## Brief
Copy each line that has the string "title" somewhere in it.

((

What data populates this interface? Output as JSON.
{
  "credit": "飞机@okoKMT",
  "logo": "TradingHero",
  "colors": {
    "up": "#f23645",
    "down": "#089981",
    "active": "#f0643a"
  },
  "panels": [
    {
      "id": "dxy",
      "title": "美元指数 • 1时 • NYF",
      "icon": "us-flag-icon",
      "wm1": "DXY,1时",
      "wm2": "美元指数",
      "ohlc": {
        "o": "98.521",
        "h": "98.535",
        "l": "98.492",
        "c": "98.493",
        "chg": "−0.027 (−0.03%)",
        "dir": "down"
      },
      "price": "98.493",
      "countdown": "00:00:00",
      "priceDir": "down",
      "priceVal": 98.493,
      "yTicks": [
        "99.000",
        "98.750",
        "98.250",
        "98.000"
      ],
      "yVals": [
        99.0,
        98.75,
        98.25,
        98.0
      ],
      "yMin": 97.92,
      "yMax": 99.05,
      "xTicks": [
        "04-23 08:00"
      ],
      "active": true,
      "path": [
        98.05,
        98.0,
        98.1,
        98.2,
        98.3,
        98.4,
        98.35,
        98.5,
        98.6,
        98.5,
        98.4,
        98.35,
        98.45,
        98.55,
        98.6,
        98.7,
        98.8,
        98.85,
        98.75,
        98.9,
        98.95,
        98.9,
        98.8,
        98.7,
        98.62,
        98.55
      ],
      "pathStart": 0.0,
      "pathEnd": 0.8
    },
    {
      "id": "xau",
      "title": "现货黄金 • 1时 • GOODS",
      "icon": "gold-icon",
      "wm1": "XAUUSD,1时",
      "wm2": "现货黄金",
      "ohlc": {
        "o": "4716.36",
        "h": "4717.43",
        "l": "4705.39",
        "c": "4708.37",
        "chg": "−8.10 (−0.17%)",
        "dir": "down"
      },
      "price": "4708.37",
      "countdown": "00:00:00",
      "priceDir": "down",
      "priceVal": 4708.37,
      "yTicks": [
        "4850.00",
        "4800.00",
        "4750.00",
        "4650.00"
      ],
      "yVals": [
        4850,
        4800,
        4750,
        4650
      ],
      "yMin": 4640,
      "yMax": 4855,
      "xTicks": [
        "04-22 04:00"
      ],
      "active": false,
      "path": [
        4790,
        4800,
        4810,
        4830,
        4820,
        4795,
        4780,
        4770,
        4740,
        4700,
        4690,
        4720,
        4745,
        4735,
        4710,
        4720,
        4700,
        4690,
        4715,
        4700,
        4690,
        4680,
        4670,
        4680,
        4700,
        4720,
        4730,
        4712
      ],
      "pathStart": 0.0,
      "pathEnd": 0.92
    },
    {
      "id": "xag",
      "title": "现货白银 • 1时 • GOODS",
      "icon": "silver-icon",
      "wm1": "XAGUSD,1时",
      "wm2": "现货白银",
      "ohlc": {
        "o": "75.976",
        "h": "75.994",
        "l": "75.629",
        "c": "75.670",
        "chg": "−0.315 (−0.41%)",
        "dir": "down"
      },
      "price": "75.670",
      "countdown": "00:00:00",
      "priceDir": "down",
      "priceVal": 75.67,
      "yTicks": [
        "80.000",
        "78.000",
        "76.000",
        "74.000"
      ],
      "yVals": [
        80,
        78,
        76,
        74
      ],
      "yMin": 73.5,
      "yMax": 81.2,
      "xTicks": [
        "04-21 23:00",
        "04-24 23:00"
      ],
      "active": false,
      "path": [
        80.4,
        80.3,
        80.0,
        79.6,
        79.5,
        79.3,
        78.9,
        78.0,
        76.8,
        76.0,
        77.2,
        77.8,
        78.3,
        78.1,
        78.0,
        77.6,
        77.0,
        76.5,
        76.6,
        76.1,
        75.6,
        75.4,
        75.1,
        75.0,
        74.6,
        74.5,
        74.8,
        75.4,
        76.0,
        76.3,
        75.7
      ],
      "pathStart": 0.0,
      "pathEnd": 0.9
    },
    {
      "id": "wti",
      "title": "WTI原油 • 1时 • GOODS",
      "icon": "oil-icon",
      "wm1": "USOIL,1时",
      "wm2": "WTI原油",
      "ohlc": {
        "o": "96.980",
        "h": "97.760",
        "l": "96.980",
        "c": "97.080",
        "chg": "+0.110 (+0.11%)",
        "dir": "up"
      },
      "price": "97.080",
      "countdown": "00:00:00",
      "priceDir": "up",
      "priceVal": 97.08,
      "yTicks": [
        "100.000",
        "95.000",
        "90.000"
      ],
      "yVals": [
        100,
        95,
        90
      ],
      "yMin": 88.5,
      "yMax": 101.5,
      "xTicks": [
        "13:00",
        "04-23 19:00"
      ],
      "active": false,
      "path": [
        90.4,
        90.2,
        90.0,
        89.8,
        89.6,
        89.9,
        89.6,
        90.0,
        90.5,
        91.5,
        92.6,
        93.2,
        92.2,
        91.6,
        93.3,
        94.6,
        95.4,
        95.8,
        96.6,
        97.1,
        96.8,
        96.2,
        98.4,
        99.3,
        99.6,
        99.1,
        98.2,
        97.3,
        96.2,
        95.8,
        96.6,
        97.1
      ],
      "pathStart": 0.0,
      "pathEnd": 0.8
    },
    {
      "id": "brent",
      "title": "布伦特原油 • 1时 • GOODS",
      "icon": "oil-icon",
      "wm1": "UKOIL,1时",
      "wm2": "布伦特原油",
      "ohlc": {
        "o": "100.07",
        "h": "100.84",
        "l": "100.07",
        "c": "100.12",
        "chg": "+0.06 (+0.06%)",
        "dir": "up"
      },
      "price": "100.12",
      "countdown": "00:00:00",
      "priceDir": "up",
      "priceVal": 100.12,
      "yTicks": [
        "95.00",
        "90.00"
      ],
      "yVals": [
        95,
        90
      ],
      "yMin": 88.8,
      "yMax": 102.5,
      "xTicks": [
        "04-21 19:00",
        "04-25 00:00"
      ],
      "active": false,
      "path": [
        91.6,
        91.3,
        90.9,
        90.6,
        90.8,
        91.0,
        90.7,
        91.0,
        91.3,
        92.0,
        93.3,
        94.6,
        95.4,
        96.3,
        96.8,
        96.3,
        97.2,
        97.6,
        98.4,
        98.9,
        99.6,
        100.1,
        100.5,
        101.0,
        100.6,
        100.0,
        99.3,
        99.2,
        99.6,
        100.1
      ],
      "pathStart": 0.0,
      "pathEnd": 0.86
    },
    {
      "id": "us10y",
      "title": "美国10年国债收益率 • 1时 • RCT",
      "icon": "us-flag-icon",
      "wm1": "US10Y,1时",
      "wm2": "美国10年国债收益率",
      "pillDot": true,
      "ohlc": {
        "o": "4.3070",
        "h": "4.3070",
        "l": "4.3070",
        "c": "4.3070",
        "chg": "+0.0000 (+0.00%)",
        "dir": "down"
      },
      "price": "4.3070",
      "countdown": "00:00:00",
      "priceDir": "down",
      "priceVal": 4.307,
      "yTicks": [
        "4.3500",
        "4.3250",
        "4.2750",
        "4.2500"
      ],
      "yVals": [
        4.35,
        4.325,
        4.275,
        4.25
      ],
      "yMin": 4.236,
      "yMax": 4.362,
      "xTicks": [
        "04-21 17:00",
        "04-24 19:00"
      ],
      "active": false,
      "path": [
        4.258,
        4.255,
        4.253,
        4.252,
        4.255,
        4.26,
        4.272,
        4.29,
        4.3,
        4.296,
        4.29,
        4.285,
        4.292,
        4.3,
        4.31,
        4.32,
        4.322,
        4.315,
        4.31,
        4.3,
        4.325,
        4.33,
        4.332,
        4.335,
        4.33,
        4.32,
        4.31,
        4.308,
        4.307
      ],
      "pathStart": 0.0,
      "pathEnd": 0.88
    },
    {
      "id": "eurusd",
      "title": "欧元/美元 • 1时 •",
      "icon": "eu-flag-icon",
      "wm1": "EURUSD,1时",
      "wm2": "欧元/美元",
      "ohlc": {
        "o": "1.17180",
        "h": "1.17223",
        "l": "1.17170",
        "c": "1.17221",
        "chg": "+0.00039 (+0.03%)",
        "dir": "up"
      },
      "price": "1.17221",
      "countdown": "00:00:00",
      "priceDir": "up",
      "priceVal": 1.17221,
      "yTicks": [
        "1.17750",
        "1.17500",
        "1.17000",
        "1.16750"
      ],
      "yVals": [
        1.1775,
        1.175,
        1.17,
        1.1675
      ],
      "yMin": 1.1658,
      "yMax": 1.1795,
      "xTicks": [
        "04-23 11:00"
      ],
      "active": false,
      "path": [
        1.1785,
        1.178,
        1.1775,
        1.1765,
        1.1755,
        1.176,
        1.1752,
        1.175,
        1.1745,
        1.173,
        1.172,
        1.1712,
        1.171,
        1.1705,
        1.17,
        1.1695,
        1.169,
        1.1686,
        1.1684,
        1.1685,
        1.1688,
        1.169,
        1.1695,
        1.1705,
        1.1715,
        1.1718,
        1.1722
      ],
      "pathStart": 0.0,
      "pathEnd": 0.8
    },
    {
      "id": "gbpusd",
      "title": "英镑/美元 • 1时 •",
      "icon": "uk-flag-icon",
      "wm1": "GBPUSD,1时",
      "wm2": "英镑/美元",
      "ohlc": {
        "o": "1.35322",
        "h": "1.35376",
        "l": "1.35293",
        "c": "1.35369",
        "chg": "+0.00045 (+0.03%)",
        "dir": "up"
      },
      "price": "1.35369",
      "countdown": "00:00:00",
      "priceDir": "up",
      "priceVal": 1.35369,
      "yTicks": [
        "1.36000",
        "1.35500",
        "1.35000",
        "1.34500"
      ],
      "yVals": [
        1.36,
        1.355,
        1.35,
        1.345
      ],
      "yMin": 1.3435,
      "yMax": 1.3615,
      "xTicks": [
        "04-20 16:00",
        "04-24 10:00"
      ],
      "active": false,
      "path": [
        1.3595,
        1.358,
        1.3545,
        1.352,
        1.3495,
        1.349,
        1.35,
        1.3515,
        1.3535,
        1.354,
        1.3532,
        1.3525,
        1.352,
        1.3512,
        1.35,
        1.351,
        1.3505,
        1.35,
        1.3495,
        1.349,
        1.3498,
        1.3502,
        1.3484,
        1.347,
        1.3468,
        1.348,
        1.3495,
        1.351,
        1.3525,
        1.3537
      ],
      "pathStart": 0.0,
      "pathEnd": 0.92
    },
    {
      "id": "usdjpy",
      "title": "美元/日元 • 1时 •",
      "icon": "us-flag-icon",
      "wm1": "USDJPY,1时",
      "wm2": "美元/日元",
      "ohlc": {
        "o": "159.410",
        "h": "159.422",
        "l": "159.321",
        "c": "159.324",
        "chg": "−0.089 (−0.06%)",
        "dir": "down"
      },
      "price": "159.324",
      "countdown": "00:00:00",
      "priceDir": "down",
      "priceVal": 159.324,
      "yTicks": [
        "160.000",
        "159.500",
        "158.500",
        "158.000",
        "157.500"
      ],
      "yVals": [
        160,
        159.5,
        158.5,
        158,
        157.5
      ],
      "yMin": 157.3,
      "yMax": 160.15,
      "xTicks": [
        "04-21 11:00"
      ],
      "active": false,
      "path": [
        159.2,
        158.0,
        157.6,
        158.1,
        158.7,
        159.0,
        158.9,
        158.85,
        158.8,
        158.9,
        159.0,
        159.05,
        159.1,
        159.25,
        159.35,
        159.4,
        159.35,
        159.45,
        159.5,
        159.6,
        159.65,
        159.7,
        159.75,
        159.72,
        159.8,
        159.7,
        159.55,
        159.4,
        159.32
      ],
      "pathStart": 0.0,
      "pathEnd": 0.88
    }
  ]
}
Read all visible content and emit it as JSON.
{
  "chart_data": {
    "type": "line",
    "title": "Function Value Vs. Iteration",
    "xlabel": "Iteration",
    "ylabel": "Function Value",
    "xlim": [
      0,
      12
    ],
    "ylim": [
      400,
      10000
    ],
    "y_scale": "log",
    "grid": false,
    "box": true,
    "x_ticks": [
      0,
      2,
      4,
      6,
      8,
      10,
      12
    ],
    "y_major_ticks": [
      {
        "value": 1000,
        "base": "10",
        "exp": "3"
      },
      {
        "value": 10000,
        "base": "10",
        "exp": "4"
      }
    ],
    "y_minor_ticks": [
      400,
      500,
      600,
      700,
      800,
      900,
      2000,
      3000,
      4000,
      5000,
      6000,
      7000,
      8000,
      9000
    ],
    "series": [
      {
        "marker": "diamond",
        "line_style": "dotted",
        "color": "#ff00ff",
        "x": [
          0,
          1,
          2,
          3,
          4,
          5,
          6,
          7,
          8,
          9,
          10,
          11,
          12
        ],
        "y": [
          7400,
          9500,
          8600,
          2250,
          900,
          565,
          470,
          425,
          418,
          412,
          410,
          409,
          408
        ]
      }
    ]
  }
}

))

## Result of the task
      "title": "美元指数 • 1时 • NYF",
      "title": "现货黄金 • 1时 • GOODS",
      "title": "现货白银 • 1时 • GOODS",
      "title": "WTI原油 • 1时 • GOODS",
      "title": "布伦特原油 • 1时 • GOODS",
      "title": "美国10年国债收益率 • 1时 • RCT",
      "title": "欧元/美元 • 1时 •",
      "title": "英镑/美元 • 1时 •",
      "title": "美元/日元 • 1时 •",
    "title": "Function Value Vs. Iteration",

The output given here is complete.